**What you need to do**
Copy the lines exactly, beginning with the first line and going on through the line that contains "time-label: 15:30 [16,328,37,336]", with both of those lines included.

**Records shown**
☆ ☆ ☆ ☆
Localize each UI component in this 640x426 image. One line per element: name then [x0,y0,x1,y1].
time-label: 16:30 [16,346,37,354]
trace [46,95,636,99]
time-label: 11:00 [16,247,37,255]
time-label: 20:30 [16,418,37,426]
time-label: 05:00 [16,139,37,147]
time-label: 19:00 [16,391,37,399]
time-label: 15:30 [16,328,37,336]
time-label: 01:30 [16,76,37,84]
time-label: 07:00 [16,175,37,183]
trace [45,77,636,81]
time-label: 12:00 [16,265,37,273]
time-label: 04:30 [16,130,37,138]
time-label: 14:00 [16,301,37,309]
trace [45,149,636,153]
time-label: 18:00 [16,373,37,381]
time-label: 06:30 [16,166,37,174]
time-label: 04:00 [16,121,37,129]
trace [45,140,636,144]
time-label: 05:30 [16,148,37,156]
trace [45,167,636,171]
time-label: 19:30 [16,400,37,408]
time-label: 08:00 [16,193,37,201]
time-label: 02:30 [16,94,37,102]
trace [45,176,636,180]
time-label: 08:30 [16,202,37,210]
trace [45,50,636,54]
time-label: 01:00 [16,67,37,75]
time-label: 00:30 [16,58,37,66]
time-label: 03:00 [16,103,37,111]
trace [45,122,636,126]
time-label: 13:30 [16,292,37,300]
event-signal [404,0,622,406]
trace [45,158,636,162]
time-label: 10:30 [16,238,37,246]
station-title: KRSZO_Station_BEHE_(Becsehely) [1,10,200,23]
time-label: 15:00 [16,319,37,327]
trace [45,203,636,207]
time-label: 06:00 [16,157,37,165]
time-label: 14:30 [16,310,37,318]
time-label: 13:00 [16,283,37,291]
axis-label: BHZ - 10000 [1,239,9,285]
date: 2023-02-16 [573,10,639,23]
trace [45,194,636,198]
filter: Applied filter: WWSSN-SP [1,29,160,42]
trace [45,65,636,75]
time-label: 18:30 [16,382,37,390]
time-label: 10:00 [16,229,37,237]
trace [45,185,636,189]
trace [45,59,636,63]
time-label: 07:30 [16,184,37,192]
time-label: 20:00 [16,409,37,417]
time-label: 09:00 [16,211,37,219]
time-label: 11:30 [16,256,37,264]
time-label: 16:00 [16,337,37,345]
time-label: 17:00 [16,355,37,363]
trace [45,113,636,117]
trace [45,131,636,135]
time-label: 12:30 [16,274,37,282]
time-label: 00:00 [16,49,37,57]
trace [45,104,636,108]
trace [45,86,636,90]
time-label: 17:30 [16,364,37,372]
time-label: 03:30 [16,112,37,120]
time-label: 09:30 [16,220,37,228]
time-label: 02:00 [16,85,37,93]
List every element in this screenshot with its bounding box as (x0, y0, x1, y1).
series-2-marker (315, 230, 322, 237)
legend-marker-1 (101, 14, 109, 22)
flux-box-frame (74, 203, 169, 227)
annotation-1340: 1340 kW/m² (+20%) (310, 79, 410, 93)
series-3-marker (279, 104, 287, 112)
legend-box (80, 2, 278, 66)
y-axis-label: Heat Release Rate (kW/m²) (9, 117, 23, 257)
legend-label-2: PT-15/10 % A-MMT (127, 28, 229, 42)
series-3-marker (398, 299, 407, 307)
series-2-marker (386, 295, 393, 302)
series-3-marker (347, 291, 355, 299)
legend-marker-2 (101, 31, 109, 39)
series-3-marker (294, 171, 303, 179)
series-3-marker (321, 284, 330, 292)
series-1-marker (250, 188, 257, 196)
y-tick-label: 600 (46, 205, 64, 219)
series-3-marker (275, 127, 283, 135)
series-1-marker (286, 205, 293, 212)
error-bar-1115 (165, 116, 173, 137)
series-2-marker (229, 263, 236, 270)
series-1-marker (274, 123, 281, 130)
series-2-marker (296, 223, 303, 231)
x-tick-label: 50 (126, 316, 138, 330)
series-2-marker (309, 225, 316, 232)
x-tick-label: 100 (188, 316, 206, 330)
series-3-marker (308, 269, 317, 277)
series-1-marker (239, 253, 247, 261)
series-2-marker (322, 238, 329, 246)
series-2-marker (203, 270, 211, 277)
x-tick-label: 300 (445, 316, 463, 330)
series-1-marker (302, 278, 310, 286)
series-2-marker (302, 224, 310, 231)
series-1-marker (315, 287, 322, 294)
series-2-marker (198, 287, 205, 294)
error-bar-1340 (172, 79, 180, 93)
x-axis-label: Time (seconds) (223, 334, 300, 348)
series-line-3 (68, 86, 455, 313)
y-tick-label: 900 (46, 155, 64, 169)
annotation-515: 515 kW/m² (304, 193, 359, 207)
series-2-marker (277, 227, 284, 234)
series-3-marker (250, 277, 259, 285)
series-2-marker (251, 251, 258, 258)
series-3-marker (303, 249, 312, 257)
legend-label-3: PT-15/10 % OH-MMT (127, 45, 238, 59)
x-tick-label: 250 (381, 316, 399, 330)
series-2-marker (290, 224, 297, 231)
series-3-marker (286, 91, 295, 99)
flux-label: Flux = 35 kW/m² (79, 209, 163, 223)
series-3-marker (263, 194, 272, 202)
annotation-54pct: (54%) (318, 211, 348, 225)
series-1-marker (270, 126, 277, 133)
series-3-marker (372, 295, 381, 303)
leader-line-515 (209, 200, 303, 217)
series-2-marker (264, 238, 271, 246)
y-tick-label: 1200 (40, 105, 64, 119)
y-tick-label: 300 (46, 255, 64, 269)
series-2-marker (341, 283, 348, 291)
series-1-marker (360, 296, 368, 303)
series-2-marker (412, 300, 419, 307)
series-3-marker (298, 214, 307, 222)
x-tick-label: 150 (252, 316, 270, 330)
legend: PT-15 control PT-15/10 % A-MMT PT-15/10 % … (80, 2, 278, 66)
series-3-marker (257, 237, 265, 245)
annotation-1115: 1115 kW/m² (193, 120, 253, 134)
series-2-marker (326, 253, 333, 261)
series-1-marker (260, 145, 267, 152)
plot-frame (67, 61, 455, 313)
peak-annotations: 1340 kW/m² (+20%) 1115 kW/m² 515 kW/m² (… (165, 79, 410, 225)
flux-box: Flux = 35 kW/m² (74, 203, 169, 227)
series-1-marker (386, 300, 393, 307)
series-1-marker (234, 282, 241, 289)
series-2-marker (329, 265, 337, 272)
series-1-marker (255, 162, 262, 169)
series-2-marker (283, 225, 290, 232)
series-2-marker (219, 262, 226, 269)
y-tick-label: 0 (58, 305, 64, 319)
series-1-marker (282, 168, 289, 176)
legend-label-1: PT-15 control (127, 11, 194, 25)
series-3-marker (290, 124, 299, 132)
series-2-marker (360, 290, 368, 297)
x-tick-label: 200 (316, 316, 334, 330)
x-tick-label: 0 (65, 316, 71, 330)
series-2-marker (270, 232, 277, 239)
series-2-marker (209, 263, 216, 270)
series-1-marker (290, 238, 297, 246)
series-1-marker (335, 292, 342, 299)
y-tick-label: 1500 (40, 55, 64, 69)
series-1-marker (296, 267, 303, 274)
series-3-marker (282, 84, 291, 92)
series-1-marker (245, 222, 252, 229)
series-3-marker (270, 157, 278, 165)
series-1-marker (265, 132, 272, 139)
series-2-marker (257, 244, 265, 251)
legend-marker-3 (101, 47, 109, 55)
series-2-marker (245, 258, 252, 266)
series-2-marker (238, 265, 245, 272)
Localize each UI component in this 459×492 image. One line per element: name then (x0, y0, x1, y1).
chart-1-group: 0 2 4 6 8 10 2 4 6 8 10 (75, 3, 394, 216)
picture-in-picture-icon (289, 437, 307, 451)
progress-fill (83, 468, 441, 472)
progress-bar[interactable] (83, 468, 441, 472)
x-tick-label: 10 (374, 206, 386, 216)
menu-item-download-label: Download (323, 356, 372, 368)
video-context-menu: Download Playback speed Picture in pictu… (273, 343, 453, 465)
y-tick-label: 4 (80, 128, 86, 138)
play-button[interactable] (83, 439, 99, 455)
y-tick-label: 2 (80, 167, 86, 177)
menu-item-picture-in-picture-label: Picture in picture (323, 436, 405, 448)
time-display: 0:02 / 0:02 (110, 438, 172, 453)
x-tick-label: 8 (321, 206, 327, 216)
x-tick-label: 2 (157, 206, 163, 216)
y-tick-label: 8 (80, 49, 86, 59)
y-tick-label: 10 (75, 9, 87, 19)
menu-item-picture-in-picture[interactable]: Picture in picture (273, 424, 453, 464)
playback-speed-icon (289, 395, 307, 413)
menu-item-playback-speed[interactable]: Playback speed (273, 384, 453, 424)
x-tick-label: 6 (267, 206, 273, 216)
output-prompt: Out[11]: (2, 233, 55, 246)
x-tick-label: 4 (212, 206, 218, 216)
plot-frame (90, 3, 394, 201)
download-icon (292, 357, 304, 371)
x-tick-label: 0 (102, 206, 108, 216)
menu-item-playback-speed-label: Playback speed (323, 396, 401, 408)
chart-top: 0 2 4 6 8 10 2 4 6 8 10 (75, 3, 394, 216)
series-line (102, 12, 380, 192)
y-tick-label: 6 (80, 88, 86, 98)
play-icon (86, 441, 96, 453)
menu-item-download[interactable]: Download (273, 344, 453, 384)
☆ ☆ ☆ ☆
**Result below**
Localize each UI component in this 640x426 image. One line per element: name then [x0,y0,x1,y1].
time-label: 16:30 [16,346,37,354]
trace [46,95,636,99]
time-label: 11:00 [16,247,37,255]
time-label: 20:30 [16,418,37,426]
time-label: 05:00 [16,139,37,147]
time-label: 19:00 [16,391,37,399]
time-label: 15:30 [16,328,37,336]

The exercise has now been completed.